Exercise material
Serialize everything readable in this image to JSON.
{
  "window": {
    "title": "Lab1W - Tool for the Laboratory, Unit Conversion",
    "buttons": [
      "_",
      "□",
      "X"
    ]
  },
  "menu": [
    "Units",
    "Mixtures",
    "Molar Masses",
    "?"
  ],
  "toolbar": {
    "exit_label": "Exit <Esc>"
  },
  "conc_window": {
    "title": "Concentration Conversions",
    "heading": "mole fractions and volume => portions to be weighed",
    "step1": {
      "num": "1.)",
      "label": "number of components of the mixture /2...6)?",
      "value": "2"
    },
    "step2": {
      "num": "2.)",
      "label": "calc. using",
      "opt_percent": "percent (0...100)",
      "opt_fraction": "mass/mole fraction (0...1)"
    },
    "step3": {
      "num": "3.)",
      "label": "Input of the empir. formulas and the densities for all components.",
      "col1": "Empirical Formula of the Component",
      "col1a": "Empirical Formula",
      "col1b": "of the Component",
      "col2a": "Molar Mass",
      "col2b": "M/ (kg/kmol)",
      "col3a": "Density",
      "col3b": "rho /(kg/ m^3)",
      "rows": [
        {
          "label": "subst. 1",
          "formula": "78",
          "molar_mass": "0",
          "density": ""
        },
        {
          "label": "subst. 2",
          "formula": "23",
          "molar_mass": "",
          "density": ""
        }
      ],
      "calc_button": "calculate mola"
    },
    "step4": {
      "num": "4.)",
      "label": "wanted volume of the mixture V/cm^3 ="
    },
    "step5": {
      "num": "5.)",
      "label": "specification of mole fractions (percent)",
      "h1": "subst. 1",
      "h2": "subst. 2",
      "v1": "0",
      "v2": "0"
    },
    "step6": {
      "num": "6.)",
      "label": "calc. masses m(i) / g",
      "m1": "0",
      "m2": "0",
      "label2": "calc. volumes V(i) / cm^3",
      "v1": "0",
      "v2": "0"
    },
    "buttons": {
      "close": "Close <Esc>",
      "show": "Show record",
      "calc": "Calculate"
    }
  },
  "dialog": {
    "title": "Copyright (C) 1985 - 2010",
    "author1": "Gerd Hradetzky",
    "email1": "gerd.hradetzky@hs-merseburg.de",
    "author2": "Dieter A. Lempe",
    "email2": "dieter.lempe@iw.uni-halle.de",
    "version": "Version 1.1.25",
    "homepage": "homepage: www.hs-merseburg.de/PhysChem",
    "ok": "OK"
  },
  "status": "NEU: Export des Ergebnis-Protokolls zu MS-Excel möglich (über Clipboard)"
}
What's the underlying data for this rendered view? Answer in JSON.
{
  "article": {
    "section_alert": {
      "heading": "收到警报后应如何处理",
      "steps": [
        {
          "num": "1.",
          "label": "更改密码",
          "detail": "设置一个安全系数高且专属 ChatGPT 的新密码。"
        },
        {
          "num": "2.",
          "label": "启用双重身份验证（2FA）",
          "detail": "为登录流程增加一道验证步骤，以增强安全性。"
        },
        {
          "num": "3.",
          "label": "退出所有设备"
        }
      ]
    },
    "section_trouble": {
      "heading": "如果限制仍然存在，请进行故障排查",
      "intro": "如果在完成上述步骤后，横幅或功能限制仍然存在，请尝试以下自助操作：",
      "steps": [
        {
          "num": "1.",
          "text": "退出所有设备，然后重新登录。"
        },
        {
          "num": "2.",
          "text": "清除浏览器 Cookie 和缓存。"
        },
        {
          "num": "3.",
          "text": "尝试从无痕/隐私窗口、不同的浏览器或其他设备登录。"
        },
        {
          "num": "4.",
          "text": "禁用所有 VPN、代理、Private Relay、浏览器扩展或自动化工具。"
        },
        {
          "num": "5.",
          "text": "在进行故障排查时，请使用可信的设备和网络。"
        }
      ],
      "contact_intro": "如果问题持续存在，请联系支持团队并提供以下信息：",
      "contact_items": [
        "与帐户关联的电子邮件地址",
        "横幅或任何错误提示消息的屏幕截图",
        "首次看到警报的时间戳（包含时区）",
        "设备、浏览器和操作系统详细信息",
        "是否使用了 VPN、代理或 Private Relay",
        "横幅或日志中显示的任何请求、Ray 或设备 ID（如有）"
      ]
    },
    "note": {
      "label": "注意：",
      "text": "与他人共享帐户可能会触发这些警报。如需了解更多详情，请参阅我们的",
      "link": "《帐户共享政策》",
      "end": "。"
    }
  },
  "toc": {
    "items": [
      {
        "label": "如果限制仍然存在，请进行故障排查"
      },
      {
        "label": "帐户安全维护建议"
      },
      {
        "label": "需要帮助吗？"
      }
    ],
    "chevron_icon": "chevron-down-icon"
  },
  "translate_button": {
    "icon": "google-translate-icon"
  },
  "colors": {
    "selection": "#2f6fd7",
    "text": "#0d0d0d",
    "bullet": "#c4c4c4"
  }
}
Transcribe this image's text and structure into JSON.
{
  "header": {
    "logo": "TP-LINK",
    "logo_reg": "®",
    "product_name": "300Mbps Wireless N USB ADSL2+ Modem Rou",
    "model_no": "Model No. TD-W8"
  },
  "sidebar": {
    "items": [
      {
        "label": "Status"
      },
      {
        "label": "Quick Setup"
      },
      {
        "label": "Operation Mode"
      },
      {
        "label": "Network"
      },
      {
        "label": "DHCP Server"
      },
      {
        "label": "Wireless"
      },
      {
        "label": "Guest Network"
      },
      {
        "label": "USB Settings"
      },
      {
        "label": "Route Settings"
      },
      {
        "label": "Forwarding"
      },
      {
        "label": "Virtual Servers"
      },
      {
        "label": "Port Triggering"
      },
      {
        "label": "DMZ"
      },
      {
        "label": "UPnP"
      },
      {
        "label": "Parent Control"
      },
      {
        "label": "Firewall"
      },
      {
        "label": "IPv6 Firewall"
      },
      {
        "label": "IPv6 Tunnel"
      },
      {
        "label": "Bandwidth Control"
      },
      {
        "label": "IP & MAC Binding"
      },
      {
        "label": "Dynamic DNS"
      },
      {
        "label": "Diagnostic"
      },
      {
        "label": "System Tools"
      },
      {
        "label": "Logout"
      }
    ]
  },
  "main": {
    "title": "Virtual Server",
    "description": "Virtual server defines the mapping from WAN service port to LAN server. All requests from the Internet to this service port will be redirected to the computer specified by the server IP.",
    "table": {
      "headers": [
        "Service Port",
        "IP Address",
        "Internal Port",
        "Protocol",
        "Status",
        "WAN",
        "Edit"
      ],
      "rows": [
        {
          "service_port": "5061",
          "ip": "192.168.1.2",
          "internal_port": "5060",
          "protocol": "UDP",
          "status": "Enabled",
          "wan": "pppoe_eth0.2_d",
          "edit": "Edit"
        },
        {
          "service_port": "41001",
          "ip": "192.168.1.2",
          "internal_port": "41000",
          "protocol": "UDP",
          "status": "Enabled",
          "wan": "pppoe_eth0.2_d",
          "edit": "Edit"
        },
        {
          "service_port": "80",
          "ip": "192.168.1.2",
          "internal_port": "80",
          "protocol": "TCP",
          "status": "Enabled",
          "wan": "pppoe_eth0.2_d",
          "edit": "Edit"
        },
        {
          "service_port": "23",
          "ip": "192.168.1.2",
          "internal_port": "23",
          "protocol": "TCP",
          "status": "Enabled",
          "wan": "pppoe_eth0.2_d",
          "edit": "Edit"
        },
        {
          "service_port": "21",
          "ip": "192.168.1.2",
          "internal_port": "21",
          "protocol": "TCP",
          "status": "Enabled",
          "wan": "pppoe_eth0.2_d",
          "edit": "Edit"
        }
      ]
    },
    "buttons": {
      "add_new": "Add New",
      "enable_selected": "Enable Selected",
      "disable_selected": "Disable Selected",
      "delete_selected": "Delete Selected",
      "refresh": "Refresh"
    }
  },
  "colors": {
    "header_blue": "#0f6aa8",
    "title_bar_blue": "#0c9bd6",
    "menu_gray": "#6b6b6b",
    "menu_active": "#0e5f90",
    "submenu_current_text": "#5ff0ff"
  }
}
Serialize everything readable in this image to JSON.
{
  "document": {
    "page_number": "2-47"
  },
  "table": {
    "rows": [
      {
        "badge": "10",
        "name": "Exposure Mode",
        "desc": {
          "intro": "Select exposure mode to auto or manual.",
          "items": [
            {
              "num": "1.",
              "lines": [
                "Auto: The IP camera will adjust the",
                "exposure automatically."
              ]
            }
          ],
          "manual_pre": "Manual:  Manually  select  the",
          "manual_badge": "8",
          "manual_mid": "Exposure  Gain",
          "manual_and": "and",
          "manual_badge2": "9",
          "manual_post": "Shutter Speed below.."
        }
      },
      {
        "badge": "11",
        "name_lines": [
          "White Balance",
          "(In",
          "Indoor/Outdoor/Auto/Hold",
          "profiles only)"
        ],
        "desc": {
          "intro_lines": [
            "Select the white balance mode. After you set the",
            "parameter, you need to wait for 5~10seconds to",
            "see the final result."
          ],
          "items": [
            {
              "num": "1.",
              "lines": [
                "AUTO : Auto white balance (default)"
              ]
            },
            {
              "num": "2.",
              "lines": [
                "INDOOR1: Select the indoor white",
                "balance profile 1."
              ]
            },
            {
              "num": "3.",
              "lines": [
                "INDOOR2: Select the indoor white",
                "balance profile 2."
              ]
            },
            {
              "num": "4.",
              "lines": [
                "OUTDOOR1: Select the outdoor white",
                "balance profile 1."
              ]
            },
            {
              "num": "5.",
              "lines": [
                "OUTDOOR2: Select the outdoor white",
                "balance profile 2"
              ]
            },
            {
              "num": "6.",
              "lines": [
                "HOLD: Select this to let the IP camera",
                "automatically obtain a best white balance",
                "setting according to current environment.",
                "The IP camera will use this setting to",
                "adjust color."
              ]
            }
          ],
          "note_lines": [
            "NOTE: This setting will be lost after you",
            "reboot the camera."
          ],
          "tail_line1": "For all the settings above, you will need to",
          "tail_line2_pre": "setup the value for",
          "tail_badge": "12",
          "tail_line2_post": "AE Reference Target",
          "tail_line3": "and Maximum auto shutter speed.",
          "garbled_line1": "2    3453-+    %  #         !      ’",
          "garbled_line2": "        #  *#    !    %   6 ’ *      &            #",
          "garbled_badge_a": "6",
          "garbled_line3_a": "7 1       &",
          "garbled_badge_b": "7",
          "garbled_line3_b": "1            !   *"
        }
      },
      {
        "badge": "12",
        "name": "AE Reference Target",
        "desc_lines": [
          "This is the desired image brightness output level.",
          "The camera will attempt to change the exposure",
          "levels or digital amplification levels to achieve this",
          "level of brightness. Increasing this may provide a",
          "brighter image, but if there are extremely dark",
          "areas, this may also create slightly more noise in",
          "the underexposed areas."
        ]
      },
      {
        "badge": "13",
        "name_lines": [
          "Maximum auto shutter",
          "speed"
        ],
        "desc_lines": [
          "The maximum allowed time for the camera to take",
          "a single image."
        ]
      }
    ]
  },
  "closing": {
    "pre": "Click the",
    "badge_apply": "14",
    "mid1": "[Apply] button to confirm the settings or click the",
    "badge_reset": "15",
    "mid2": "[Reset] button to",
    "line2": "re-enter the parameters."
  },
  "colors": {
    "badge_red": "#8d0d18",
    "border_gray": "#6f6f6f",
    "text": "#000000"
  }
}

Directive
Count the lines in the material above where the string "mole" appears, then state only that count.

Output for this exercise
3